WRITTEN PROBLEM:
Look through the data and write out every line with the word "left" in it.

INPUT DATA:
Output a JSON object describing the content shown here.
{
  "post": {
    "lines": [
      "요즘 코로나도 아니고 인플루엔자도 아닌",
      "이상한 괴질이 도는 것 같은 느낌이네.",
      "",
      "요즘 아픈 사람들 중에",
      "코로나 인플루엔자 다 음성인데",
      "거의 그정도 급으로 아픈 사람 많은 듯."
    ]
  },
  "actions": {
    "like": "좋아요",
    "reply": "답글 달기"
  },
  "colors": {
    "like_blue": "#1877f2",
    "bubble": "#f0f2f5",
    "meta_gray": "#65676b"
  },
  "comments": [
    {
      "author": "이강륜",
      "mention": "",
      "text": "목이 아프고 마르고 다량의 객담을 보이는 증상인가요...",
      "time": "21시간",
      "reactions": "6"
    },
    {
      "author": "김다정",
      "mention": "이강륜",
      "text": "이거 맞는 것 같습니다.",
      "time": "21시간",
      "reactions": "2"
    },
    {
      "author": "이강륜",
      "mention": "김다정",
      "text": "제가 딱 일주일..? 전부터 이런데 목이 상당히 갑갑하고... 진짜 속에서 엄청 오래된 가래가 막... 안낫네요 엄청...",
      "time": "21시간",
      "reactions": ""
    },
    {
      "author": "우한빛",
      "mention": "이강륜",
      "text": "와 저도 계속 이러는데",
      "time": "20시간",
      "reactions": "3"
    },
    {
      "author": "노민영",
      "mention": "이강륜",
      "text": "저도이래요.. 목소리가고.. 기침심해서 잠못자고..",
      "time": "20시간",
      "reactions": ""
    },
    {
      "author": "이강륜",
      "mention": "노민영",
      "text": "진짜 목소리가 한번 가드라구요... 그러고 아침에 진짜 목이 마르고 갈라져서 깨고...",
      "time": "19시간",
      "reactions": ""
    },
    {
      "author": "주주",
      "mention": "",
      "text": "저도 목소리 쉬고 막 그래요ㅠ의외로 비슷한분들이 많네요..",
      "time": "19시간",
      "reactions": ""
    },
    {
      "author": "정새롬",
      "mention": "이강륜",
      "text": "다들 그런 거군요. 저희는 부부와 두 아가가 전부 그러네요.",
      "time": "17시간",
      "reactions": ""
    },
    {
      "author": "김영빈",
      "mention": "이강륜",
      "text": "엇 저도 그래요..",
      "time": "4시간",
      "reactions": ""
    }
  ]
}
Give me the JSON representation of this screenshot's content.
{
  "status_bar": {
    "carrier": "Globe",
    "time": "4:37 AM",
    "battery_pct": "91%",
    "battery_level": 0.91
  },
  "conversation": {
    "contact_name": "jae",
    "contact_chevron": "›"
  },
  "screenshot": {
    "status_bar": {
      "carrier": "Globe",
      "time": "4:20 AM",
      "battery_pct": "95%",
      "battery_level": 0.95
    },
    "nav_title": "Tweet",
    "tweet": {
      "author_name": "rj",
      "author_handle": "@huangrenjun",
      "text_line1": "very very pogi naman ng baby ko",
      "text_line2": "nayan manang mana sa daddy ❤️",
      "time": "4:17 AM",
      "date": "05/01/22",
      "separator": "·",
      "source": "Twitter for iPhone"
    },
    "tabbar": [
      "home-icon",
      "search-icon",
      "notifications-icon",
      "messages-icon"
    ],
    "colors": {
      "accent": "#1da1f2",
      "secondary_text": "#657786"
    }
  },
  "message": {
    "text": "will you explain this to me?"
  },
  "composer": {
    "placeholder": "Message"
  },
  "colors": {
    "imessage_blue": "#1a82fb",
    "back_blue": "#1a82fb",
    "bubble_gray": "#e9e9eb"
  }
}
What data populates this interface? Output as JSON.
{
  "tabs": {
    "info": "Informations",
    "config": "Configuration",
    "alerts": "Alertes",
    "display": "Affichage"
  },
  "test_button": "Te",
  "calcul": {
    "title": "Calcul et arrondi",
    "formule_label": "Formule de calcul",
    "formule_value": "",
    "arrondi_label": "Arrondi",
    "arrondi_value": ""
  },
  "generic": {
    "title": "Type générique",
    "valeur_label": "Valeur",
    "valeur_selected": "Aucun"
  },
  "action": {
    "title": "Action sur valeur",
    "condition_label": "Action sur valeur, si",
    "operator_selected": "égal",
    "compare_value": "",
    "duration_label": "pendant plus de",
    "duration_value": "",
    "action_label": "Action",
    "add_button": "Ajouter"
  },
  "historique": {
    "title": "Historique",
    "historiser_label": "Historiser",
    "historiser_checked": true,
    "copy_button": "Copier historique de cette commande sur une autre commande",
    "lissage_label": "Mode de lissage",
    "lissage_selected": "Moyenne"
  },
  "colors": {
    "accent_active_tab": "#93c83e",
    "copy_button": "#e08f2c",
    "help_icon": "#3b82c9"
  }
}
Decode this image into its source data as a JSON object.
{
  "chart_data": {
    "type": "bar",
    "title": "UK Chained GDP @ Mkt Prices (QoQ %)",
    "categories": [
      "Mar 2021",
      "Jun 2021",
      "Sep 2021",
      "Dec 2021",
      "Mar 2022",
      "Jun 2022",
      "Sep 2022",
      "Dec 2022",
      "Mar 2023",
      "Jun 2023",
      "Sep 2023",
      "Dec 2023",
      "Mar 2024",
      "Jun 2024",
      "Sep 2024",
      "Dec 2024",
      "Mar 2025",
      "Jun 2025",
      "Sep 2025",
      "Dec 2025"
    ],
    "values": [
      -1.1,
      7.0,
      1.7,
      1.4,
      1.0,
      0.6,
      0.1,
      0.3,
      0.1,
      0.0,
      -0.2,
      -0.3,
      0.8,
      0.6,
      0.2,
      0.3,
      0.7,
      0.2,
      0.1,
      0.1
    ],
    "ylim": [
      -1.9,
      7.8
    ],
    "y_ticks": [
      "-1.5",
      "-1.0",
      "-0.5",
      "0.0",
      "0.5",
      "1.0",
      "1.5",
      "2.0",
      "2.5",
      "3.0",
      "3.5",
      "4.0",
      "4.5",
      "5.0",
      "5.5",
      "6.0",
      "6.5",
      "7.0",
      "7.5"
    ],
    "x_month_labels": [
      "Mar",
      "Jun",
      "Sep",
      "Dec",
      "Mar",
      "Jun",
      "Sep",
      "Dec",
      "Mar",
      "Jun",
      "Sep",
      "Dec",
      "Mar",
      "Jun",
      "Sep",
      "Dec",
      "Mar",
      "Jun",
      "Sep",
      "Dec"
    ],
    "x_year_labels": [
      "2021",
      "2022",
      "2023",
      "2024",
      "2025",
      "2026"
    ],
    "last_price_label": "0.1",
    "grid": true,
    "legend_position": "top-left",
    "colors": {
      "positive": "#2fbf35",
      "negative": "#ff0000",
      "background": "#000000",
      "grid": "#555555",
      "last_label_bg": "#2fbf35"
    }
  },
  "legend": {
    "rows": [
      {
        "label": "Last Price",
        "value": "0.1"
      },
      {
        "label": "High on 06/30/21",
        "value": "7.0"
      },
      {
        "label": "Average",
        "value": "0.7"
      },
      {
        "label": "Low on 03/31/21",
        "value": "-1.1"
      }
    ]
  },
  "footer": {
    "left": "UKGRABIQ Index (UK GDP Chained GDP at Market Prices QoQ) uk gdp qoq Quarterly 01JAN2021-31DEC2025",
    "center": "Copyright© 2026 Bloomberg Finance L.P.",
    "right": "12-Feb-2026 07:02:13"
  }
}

TASK RESPONSE:
    "legend_position": "top-left",
    "left": "UKGRABIQ Index (UK GDP Chained GDP at Market Prices QoQ) uk gdp qoq Quarterly 01JAN2021-31DEC2025",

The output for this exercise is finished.